-- Start of Input data --

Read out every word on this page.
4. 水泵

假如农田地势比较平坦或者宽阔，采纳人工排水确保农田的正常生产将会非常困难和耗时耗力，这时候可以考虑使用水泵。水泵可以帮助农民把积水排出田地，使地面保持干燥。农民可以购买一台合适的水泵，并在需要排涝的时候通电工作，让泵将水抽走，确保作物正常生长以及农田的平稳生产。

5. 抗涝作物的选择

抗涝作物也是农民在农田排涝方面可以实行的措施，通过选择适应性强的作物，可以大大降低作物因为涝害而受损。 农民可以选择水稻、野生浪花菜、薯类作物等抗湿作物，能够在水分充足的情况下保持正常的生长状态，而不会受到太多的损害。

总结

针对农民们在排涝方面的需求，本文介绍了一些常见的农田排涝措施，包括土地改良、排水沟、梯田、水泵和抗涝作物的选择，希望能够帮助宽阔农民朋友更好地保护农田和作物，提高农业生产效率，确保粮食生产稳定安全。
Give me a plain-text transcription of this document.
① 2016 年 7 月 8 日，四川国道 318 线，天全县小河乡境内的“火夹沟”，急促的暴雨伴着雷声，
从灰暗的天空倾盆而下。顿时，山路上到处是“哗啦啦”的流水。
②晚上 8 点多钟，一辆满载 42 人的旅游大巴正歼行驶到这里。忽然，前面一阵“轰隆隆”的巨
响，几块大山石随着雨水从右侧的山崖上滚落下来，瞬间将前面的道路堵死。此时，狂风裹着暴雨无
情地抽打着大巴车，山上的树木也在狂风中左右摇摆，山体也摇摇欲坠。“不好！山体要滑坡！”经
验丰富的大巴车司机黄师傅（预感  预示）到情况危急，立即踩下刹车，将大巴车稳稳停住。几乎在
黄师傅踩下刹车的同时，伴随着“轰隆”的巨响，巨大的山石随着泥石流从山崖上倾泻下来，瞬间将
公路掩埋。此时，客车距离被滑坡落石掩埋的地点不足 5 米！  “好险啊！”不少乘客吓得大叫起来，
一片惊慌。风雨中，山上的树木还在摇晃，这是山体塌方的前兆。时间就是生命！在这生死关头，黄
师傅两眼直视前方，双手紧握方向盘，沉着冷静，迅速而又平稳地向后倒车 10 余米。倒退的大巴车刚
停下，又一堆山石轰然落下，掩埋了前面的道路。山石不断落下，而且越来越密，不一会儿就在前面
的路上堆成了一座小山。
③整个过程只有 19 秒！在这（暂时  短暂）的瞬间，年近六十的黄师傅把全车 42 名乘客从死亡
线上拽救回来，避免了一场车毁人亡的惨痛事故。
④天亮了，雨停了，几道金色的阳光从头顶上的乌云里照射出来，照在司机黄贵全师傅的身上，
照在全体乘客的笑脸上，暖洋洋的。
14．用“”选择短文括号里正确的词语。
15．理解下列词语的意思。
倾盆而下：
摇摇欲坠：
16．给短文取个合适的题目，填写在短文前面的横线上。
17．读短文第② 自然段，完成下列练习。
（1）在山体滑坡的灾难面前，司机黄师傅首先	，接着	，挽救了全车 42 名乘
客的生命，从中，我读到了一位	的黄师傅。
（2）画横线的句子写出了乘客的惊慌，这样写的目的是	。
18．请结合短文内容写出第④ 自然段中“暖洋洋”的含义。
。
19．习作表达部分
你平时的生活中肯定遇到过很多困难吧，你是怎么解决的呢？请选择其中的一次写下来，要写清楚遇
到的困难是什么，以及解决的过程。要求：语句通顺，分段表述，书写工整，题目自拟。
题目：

-- End of Input data --

__Work instructions__:
Reproduce each record exactly, leaving nothing out.

__Full answer__:
Read out every word on this page.
4. 水泵

假如农田地势比较平坦或者宽阔，采纳人工排水确保农田的正常生产将会非常困难和耗时耗力，这时候可以考虑使用水泵。水泵可以帮助农民把积水排出田地，使地面保持干燥。农民可以购买一台合适的水泵，并在需要排涝的时候通电工作，让泵将水抽走，确保作物正常生长以及农田的平稳生产。

5. 抗涝作物的选择

抗涝作物也是农民在农田排涝方面可以实行的措施，通过选择适应性强的作物，可以大大降低作物因为涝害而受损。 农民可以选择水稻、野生浪花菜、薯类作物等抗湿作物，能够在水分充足的情况下保持正常的生长状态，而不会受到太多的损害。

总结

针对农民们在排涝方面的需求，本文介绍了一些常见的农田排涝措施，包括土地改良、排水沟、梯田、水泵和抗涝作物的选择，希望能够帮助宽阔农民朋友更好地保护农田和作物，提高农业生产效率，确保粮食生产稳定安全。
Give me a plain-text transcription of this document.
① 2016 年 7 月 8 日，四川国道 318 线，天全县小河乡境内的“火夹沟”，急促的暴雨伴着雷声，
从灰暗的天空倾盆而下。顿时，山路上到处是“哗啦啦”的流水。
②晚上 8 点多钟，一辆满载 42 人的旅游大巴正歼行驶到这里。忽然，前面一阵“轰隆隆”的巨
响，几块大山石随着雨水从右侧的山崖上滚落下来，瞬间将前面的道路堵死。此时，狂风裹着暴雨无
情地抽打着大巴车，山上的树木也在狂风中左右摇摆，山体也摇摇欲坠。“不好！山体要滑坡！”经
验丰富的大巴车司机黄师傅（预感  预示）到情况危急，立即踩下刹车，将大巴车稳稳停住。几乎在
黄师傅踩下刹车的同时，伴随着“轰隆”的巨响，巨大的山石随着泥石流从山崖上倾泻下来，瞬间将
公路掩埋。此时，客车距离被滑坡落石掩埋的地点不足 5 米！  “好险啊！”不少乘客吓得大叫起来，
一片惊慌。风雨中，山上的树木还在摇晃，这是山体塌方的前兆。时间就是生命！在这生死关头，黄
师傅两眼直视前方，双手紧握方向盘，沉着冷静，迅速而又平稳地向后倒车 10 余米。倒退的大巴车刚
停下，又一堆山石轰然落下，掩埋了前面的道路。山石不断落下，而且越来越密，不一会儿就在前面
的路上堆成了一座小山。
③整个过程只有 19 秒！在这（暂时  短暂）的瞬间，年近六十的黄师傅把全车 42 名乘客从死亡
线上拽救回来，避免了一场车毁人亡的惨痛事故。
④天亮了，雨停了，几道金色的阳光从头顶上的乌云里照射出来，照在司机黄贵全师傅的身上，
照在全体乘客的笑脸上，暖洋洋的。
14．用“”选择短文括号里正确的词语。
15．理解下列词语的意思。
倾盆而下：
摇摇欲坠：
16．给短文取个合适的题目，填写在短文前面的横线上。
17．读短文第② 自然段，完成下列练习。
（1）在山体滑坡的灾难面前，司机黄师傅首先	，接着	，挽救了全车 42 名乘
客的生命，从中，我读到了一位	的黄师傅。
（2）画横线的句子写出了乘客的惊慌，这样写的目的是	。
18．请结合短文内容写出第④ 自然段中“暖洋洋”的含义。
。
19．习作表达部分
你平时的生活中肯定遇到过很多困难吧，你是怎么解决的呢？请选择其中的一次写下来，要写清楚遇
到的困难是什么，以及解决的过程。要求：语句通顺，分段表述，书写工整，题目自拟。
题目：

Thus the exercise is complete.